PROMPT: Go through the entries below and collect each line with the string "عثمان" in it.

(Saved data entries)
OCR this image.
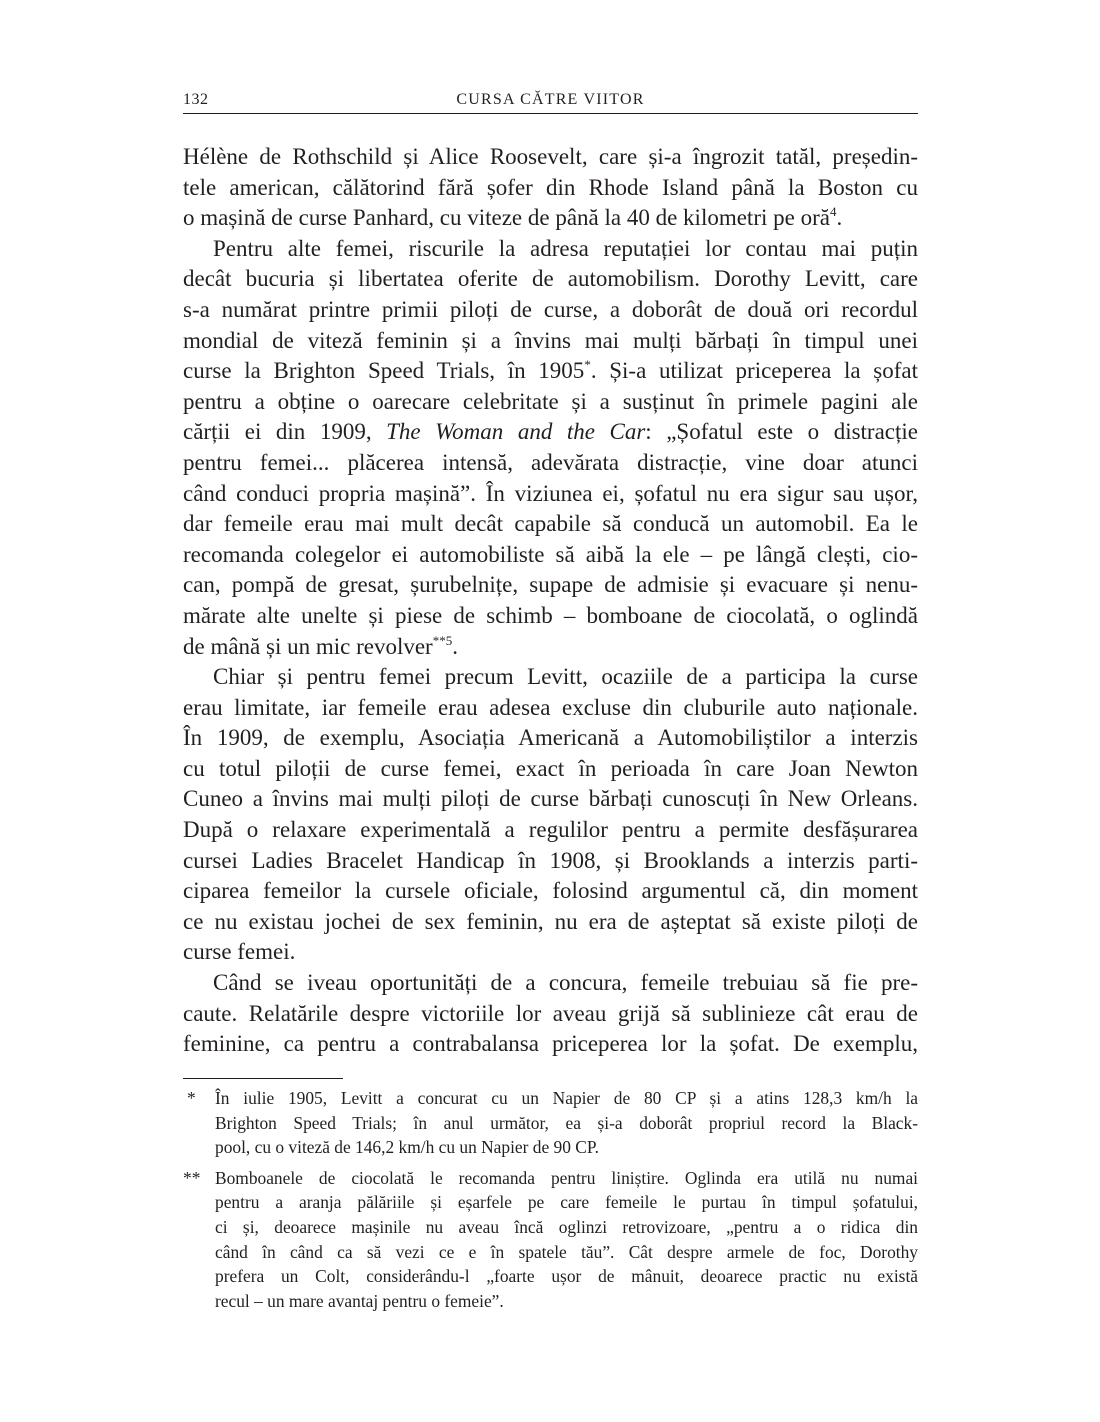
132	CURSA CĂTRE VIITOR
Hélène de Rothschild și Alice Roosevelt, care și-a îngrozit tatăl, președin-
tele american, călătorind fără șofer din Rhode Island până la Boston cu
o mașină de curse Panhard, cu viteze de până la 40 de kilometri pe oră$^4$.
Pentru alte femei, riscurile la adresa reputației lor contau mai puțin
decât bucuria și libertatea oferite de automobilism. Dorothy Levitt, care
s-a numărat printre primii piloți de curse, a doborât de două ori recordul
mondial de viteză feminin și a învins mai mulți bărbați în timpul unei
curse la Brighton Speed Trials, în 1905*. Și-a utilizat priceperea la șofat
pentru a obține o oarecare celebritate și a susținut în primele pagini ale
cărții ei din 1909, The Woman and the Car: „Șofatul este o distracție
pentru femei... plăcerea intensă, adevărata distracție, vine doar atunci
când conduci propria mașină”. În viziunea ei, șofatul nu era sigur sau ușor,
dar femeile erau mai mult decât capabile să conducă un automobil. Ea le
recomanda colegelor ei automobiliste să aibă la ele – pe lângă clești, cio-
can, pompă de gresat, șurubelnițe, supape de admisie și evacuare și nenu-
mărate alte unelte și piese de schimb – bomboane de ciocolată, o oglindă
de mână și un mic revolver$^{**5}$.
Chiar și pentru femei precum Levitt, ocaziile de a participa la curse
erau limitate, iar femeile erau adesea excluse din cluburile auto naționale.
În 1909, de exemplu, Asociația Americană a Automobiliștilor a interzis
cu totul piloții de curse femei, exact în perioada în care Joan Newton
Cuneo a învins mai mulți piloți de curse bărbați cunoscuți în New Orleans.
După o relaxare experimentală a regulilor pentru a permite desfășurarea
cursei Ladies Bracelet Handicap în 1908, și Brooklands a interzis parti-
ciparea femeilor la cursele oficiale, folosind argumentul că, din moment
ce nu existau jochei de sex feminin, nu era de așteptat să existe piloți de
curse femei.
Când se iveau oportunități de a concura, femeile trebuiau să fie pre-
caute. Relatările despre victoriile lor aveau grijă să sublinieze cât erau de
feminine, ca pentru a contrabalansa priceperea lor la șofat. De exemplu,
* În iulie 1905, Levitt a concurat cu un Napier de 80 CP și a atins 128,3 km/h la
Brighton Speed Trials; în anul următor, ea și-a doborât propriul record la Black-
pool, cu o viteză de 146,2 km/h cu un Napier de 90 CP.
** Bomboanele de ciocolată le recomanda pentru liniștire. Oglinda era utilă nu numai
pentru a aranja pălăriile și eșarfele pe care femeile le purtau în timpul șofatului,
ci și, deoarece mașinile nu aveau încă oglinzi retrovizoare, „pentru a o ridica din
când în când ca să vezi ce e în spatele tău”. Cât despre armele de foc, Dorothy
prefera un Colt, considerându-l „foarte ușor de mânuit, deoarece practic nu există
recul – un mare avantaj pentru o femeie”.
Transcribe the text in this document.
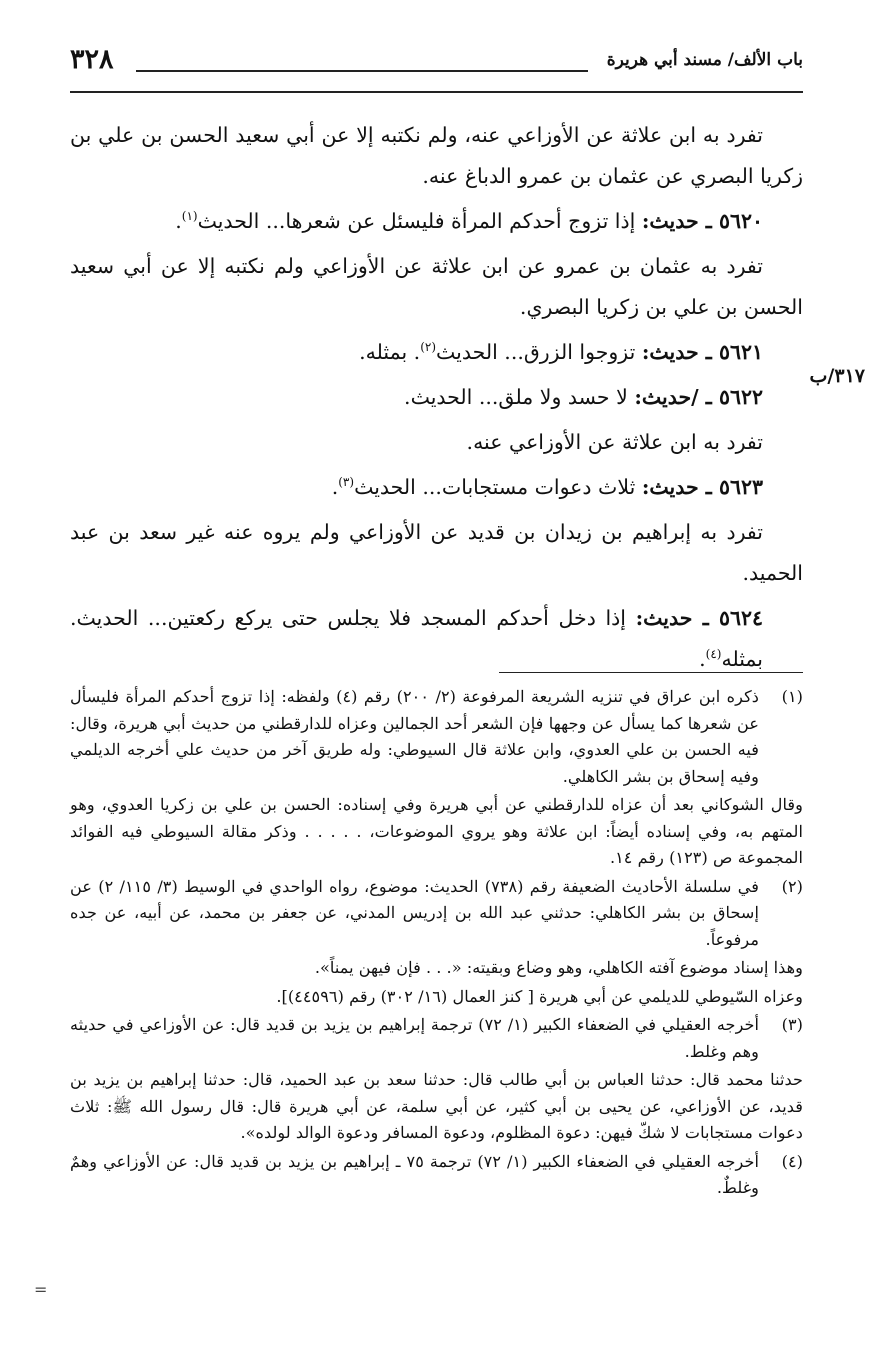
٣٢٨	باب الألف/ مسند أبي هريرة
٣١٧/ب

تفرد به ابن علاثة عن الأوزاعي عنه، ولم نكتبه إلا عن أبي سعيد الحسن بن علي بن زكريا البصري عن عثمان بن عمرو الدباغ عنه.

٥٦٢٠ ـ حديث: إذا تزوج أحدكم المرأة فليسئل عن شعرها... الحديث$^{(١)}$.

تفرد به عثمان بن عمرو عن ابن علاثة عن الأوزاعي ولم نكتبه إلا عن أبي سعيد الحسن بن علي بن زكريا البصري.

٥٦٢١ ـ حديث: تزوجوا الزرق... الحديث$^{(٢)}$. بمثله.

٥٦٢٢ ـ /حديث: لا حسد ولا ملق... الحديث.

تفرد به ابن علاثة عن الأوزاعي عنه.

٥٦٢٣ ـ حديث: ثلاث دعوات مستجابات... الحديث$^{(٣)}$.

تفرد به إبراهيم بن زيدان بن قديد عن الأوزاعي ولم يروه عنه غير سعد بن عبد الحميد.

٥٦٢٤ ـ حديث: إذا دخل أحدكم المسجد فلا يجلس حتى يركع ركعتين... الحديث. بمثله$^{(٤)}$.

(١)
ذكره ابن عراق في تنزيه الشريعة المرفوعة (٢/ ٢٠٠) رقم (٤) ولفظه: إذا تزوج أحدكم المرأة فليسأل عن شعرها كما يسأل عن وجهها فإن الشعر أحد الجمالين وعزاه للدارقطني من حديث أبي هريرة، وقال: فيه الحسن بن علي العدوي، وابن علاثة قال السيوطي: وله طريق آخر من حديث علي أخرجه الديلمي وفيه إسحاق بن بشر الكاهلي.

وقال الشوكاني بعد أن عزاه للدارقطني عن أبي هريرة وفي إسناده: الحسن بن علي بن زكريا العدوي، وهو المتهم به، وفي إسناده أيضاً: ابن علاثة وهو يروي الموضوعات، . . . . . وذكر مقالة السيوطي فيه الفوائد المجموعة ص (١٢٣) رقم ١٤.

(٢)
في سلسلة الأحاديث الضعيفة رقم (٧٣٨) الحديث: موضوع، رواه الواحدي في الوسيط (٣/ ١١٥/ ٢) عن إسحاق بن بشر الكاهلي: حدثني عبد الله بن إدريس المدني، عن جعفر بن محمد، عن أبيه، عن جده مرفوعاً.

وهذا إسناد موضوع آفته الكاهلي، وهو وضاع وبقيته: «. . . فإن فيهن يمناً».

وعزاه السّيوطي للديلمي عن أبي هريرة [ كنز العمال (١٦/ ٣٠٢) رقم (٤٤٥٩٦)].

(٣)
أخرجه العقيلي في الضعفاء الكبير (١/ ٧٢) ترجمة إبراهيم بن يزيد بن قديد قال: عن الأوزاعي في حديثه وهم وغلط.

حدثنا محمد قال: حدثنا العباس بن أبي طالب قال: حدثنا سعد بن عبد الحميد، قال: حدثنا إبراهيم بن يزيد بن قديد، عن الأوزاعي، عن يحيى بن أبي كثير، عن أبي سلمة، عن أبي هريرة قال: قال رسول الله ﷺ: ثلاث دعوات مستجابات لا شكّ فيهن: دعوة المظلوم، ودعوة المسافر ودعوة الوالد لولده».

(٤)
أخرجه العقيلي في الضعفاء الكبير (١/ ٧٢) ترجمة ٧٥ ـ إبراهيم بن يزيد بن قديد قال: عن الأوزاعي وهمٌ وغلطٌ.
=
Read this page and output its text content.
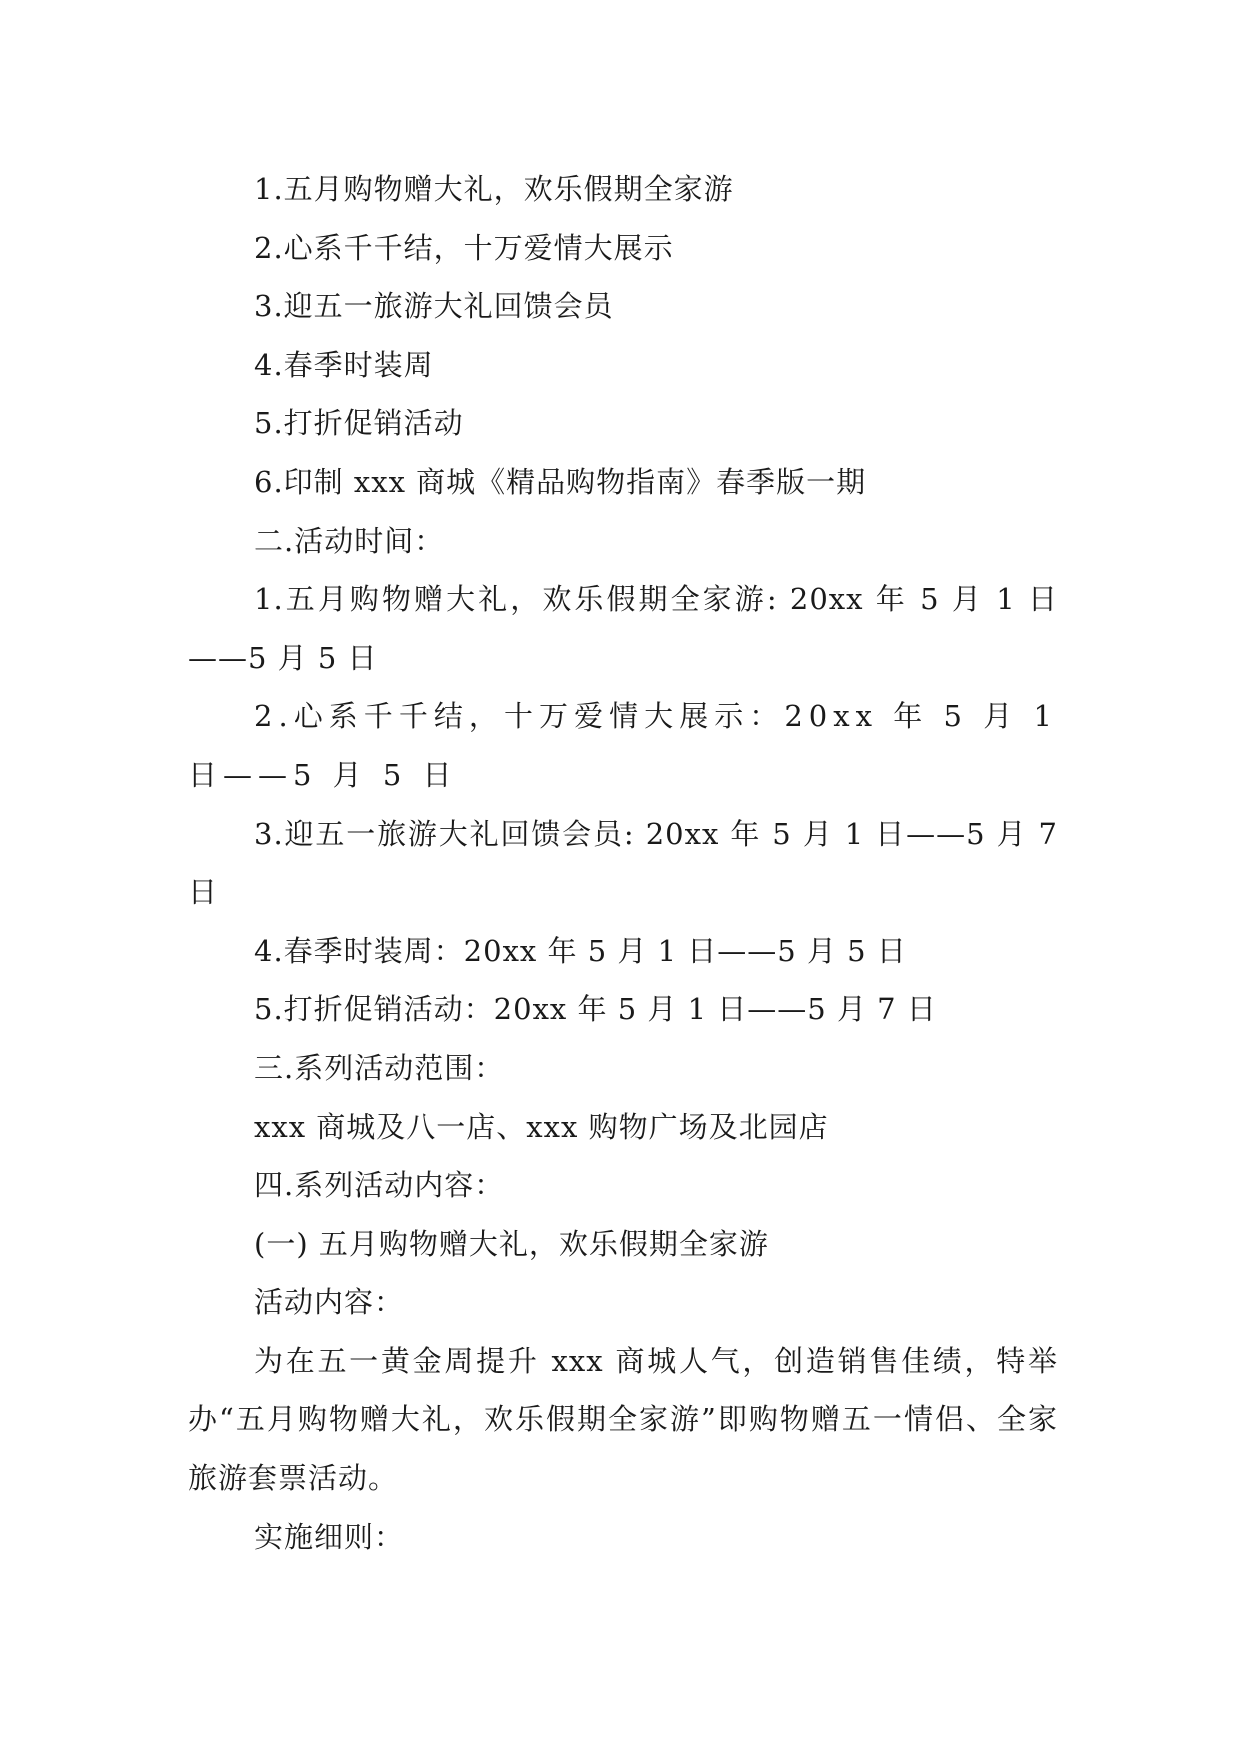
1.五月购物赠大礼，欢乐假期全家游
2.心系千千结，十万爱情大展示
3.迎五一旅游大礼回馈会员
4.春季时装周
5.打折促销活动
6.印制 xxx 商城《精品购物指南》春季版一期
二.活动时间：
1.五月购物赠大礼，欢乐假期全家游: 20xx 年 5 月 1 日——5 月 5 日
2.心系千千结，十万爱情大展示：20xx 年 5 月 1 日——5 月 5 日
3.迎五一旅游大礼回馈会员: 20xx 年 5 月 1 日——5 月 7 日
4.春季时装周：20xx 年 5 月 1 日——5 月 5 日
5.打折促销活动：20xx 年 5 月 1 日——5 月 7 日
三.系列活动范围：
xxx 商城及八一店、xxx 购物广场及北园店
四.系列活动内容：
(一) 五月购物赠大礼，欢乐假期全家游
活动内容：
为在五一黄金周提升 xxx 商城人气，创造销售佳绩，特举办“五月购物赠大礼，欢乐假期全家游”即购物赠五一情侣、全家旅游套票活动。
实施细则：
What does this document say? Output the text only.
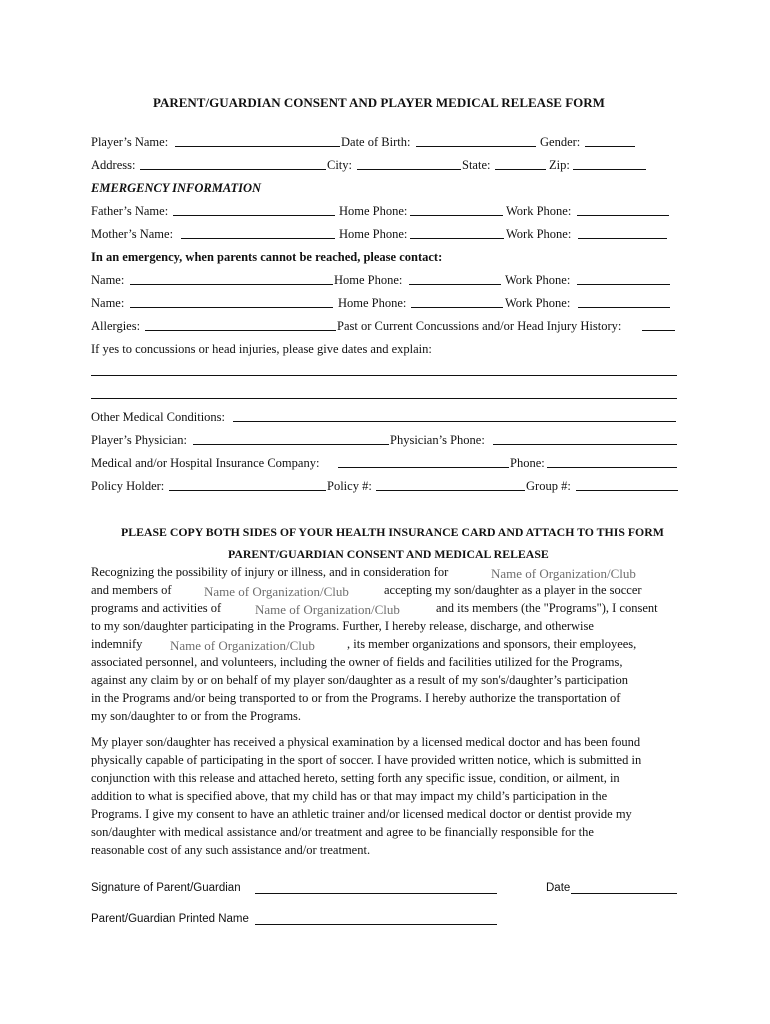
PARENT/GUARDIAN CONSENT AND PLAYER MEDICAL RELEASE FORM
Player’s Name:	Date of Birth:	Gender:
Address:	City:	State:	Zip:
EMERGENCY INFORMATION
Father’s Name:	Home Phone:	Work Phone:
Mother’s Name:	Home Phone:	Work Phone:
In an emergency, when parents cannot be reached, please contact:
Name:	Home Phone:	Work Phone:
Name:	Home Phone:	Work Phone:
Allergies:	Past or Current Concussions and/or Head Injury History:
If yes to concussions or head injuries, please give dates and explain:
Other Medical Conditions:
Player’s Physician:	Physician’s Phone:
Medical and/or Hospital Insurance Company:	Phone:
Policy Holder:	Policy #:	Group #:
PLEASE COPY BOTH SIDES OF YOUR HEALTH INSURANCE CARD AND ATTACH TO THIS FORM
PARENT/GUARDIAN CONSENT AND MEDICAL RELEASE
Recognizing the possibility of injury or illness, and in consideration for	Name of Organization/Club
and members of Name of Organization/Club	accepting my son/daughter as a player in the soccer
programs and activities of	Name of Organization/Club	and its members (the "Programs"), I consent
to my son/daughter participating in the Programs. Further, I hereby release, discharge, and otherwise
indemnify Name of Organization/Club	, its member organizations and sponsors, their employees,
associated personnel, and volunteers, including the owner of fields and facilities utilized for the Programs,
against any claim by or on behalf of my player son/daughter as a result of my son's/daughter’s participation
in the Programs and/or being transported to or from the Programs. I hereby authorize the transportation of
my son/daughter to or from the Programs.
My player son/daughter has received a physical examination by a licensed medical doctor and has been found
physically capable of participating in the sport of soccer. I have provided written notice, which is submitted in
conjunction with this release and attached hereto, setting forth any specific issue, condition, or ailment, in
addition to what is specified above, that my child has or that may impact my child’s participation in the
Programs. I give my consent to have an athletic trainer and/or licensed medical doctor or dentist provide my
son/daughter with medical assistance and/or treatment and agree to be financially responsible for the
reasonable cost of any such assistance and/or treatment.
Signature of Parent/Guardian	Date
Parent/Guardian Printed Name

OUTPUT BELOW:
تفرد به ابن علاثة عن الأوزاعي عنه، ولم نكتبه إلا عن أبي سعيد الحسن بن علي بن زكريا البصري عن عثمان بن عمرو الدباغ عنه.
تفرد به عثمان بن عمرو عن ابن علاثة عن الأوزاعي ولم نكتبه إلا عن أبي سعيد الحسن بن علي بن زكريا البصري.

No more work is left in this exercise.